-- START OF Dataset entries --
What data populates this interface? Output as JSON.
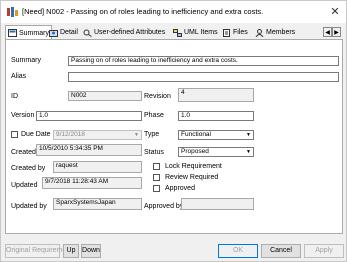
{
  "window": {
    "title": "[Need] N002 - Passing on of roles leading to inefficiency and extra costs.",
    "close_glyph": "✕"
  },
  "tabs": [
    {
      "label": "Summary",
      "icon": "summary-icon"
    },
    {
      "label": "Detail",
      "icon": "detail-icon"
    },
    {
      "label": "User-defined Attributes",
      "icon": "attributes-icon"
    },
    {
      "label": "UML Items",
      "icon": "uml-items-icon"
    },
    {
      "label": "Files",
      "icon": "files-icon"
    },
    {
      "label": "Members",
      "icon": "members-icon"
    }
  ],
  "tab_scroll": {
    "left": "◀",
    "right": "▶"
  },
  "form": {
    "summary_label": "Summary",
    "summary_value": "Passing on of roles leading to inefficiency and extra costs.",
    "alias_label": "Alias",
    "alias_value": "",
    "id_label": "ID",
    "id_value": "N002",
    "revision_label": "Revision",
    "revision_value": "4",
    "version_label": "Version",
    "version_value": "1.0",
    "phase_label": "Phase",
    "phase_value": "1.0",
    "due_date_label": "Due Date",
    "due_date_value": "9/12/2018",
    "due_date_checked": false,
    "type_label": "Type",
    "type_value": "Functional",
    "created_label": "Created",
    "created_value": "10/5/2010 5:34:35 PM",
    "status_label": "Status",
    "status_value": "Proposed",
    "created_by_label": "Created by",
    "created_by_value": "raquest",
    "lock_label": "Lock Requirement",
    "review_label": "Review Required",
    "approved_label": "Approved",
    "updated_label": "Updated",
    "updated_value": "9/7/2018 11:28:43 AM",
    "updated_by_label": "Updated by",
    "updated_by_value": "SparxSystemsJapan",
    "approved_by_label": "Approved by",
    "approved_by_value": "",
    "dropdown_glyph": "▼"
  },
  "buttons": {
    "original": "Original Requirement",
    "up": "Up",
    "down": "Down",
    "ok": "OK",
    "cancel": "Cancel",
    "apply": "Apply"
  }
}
-- END OF Dataset entries --
-- START OF Dataset entries --
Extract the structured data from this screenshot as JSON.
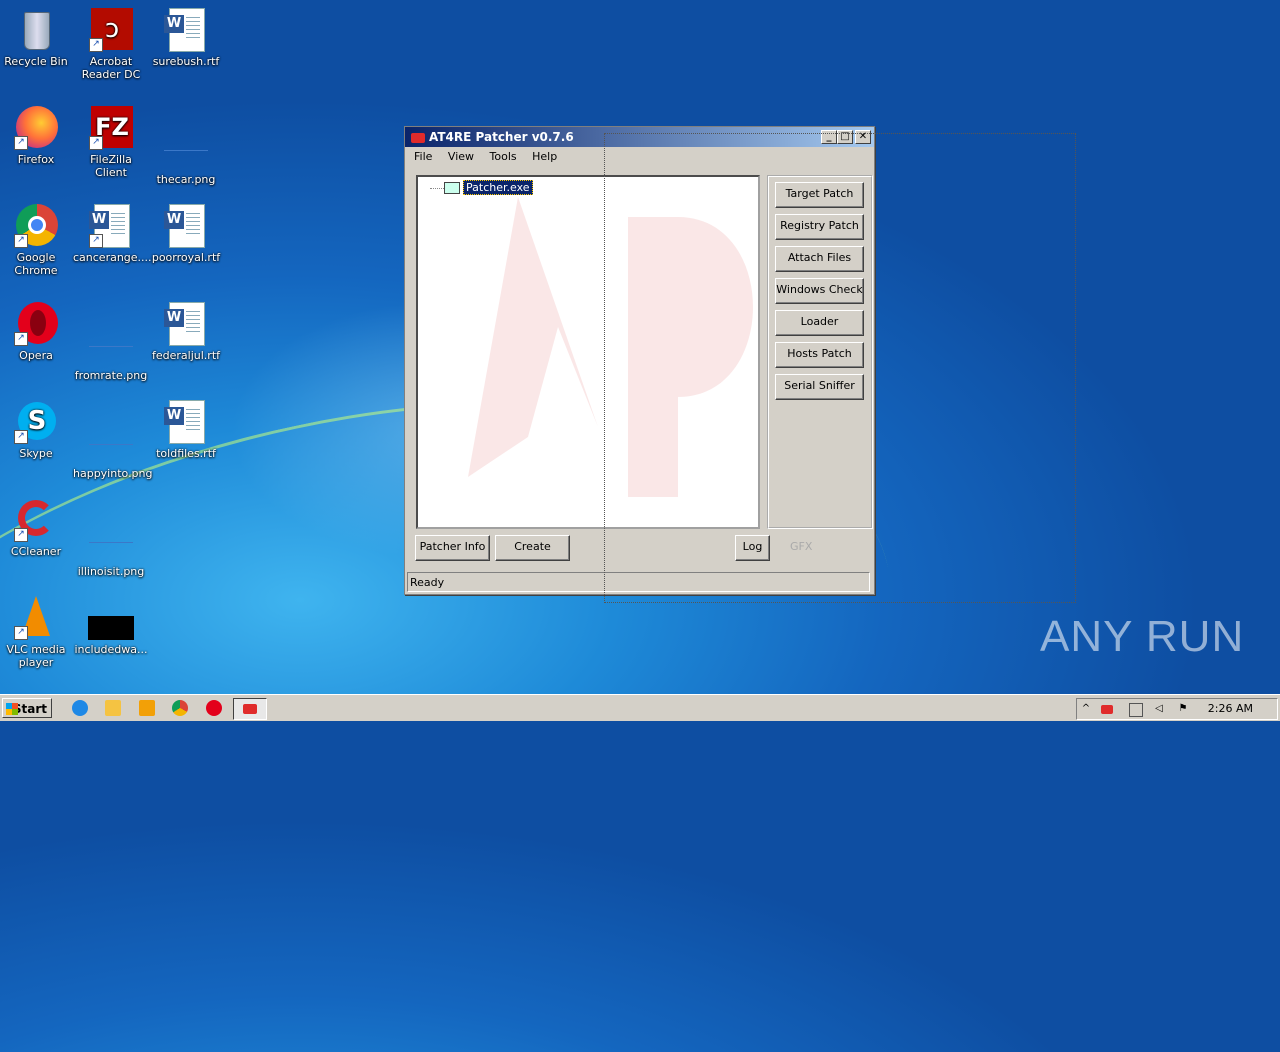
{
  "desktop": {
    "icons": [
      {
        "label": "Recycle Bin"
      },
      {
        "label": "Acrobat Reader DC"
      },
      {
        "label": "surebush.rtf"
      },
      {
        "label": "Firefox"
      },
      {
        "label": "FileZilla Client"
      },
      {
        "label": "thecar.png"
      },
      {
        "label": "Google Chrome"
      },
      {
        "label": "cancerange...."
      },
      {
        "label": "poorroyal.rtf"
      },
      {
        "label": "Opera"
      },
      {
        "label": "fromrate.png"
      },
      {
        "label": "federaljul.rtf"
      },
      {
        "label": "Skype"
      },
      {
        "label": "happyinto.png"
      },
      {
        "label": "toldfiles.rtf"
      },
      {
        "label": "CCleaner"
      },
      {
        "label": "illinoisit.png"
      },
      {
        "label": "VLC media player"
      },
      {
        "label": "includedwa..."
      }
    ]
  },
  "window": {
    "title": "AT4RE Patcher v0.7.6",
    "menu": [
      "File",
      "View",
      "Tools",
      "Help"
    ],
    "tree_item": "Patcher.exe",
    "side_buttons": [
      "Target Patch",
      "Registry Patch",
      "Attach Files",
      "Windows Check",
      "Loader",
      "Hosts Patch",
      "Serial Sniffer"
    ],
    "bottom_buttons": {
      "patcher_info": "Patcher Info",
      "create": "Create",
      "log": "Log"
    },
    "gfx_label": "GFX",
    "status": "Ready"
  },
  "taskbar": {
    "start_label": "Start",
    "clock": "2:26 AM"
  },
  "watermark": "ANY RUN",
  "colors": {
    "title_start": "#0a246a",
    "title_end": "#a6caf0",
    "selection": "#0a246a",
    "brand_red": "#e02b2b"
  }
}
-- END OF Dataset entries --
» Direction
Filter the records above for "this" and copy every matching line.

» Solution below
What data populates this interface? Output as JSON.
Extract the structured data from this screenshot as JSON.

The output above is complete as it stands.